Records excerpted from a collection:
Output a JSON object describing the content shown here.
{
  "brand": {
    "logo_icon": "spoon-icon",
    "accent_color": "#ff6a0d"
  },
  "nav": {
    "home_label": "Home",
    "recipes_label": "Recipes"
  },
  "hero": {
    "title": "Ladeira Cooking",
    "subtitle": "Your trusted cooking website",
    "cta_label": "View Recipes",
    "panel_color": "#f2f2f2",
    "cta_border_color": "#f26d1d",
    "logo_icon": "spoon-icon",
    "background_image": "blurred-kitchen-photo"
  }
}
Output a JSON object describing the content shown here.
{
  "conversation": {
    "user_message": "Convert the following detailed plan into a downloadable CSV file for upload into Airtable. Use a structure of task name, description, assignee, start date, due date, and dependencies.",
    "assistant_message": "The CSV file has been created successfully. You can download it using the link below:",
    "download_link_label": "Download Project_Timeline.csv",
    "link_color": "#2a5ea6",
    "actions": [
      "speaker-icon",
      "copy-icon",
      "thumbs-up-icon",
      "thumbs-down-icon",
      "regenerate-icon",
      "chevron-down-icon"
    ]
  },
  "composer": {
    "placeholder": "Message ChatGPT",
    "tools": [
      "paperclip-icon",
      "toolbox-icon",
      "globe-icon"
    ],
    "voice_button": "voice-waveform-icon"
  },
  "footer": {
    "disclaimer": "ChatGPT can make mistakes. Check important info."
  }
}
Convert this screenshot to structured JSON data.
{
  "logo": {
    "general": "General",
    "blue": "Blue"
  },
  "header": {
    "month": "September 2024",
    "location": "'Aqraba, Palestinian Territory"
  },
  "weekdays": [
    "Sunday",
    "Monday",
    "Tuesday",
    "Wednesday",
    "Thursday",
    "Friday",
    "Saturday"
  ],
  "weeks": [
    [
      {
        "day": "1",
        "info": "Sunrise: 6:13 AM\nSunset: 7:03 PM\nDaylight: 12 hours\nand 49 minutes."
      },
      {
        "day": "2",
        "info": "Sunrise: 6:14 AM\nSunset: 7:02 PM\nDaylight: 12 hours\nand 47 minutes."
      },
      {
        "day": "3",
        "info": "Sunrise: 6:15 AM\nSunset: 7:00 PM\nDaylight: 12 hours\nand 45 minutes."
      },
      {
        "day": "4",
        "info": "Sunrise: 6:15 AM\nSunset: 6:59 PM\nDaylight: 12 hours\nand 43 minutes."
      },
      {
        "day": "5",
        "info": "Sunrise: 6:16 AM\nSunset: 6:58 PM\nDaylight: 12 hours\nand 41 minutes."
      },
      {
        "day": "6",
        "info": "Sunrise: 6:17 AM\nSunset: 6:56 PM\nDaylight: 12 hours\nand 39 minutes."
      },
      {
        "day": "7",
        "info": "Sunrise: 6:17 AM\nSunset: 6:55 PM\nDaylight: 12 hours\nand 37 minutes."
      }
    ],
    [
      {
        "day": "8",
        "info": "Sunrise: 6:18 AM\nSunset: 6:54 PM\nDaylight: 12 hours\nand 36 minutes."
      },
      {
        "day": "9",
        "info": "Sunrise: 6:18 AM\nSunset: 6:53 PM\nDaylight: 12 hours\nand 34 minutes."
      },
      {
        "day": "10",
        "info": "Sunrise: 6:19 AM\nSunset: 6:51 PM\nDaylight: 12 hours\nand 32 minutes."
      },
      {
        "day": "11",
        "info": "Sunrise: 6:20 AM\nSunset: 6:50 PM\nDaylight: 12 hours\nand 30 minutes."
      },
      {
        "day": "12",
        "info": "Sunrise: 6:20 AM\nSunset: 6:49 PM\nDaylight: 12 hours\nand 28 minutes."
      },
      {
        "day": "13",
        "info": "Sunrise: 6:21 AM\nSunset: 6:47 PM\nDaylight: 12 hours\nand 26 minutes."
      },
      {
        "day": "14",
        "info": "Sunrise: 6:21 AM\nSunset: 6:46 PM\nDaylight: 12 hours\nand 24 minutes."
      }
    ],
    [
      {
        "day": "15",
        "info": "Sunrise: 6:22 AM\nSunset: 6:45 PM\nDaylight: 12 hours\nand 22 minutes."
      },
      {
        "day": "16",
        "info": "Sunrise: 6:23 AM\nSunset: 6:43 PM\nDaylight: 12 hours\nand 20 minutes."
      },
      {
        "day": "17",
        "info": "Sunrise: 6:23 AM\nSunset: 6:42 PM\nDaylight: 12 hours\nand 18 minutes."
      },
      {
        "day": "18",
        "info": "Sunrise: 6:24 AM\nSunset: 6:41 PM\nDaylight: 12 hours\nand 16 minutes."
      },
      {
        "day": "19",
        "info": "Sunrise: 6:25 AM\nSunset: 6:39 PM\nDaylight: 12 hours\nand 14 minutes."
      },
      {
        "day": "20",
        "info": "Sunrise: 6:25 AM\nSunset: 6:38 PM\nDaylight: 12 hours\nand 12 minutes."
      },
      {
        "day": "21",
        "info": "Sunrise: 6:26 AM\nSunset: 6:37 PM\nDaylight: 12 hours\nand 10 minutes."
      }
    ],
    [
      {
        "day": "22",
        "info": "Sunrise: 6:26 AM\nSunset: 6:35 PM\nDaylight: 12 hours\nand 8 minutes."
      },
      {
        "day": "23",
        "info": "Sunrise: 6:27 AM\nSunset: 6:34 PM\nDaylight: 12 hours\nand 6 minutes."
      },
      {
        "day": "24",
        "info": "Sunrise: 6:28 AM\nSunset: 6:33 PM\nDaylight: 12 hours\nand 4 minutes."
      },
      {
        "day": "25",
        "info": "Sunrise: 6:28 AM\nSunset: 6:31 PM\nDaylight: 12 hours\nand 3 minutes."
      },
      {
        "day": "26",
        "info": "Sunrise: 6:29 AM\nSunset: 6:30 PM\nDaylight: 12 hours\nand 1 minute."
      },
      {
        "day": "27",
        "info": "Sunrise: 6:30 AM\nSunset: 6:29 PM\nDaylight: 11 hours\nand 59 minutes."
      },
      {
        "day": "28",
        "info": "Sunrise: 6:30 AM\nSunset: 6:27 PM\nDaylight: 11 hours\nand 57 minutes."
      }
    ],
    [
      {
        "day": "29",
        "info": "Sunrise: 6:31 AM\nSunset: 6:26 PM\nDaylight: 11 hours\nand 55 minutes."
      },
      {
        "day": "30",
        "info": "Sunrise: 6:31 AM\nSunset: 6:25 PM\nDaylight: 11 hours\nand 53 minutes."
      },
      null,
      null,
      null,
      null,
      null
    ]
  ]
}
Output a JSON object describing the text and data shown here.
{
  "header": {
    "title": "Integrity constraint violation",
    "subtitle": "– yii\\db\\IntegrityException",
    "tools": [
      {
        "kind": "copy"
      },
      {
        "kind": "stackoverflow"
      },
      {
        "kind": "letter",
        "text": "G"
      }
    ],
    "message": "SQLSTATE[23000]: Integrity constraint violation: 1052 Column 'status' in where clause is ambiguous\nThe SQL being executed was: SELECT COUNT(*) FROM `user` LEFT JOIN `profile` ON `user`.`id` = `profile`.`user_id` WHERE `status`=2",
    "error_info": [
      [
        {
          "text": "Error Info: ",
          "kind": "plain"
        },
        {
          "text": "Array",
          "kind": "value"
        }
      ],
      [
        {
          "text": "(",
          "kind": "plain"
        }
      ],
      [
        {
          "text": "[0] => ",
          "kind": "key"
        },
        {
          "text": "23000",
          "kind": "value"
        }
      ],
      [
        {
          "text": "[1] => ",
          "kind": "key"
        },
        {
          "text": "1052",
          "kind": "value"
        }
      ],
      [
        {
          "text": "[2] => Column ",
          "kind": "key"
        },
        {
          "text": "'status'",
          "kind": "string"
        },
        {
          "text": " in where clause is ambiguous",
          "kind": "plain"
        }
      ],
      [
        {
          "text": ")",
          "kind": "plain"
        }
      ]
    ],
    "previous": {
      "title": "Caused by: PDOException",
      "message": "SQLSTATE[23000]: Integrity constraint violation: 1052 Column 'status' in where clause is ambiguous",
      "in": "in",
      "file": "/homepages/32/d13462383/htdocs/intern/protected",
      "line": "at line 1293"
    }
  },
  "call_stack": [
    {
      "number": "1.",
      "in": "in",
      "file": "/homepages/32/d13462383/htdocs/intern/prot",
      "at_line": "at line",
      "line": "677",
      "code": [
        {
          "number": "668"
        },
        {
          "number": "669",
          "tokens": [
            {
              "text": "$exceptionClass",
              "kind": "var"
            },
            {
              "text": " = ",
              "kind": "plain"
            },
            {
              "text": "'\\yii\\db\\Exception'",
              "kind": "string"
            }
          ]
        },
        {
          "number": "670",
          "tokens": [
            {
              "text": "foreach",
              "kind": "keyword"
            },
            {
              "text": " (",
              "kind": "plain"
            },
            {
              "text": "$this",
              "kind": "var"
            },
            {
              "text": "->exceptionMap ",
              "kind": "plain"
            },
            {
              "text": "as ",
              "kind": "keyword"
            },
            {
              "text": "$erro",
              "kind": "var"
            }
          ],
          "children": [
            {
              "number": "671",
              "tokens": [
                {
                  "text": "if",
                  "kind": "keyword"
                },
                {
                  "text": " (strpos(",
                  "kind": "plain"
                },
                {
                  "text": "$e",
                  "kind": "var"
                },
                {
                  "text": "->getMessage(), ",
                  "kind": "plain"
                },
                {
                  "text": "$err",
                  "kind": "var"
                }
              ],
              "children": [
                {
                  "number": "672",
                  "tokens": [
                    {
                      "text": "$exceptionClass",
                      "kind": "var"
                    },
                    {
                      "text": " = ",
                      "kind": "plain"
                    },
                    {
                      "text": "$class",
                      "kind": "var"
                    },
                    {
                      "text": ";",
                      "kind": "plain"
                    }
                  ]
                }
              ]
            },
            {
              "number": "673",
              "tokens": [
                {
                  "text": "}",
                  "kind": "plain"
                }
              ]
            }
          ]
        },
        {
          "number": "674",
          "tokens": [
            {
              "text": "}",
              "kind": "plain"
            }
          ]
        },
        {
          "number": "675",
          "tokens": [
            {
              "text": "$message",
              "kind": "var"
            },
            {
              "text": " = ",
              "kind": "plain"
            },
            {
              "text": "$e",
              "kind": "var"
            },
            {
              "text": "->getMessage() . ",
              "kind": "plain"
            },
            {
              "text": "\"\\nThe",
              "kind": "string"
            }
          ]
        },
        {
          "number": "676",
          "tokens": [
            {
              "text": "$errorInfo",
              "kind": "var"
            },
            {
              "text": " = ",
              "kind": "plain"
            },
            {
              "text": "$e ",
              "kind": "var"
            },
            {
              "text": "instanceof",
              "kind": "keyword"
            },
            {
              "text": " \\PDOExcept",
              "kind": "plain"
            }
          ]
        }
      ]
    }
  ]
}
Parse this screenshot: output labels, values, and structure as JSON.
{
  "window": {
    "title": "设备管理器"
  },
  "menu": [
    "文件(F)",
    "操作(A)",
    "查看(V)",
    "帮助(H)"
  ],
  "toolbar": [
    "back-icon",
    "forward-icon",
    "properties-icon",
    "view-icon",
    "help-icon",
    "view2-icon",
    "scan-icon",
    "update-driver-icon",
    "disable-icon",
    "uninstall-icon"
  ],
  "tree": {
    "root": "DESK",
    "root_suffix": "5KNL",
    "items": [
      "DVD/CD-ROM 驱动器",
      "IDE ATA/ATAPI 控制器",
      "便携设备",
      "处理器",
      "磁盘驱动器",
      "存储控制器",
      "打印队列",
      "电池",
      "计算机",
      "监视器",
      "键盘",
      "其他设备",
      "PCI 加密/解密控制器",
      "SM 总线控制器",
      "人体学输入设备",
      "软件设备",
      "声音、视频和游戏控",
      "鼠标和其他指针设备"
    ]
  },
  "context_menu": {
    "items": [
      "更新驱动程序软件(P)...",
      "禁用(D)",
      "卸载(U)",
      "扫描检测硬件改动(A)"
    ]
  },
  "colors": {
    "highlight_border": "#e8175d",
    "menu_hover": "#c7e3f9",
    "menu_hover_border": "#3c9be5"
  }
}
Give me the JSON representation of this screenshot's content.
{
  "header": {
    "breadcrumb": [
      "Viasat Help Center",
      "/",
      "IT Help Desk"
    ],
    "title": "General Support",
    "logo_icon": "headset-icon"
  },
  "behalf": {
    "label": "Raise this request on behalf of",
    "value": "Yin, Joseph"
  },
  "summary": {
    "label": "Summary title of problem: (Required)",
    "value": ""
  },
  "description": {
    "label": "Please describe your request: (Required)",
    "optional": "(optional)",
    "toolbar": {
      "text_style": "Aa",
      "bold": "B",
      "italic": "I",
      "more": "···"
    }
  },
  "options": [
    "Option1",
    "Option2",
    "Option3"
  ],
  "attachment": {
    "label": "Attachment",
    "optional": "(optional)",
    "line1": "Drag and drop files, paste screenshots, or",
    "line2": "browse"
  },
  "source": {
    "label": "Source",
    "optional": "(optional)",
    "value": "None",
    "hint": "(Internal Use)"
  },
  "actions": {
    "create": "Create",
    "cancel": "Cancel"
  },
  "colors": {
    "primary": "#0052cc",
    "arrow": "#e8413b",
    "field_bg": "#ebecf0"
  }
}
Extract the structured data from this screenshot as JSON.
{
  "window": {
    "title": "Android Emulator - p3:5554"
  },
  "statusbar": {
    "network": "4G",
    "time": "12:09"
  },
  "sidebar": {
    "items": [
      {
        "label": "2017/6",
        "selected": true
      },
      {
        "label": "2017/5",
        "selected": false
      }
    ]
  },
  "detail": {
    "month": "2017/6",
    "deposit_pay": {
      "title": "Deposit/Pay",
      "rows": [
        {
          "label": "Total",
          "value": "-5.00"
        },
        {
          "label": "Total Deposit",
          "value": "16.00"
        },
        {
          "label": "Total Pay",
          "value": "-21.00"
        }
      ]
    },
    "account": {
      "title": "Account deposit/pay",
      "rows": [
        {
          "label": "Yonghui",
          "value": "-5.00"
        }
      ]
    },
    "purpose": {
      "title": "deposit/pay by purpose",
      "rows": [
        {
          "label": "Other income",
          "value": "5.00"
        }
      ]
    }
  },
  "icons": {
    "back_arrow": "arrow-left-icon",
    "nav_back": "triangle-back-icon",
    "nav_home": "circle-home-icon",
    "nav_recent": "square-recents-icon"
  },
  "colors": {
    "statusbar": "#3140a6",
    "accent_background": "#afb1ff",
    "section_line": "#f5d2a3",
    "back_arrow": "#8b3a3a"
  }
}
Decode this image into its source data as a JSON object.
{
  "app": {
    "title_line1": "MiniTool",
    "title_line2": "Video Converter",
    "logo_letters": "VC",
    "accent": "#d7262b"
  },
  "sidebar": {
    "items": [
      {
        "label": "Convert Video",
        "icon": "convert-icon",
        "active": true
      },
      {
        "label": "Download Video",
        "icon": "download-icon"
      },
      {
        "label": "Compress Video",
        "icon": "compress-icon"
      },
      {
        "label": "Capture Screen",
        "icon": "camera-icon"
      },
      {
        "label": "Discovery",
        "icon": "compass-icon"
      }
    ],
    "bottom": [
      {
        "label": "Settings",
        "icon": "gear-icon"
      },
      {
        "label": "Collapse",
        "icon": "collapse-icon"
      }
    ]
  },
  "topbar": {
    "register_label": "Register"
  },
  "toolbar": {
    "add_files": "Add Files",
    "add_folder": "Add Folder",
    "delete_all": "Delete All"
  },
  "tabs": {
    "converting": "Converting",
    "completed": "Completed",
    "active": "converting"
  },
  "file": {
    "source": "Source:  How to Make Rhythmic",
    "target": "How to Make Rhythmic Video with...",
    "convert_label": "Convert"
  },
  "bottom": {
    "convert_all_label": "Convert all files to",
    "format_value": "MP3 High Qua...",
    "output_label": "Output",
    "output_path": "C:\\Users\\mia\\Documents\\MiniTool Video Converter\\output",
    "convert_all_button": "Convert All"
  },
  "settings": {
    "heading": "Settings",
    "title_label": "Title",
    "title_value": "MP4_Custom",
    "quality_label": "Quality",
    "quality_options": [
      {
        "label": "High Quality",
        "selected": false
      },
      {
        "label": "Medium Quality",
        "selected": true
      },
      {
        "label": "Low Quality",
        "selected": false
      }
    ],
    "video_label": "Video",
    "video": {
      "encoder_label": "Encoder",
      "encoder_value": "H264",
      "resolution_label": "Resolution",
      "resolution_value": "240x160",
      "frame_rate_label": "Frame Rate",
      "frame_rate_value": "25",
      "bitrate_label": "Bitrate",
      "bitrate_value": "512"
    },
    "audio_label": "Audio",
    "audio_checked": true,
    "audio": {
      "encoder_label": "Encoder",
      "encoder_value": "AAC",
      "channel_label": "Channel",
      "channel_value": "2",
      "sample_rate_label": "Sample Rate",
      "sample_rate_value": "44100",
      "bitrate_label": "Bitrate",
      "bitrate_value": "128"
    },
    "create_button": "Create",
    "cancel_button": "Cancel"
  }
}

Task directions: In the records above, collect each line with "Required".

Exercise solution:
    "label": "Summary title of problem: (Required)",
    "label": "Please describe your request: (Required)",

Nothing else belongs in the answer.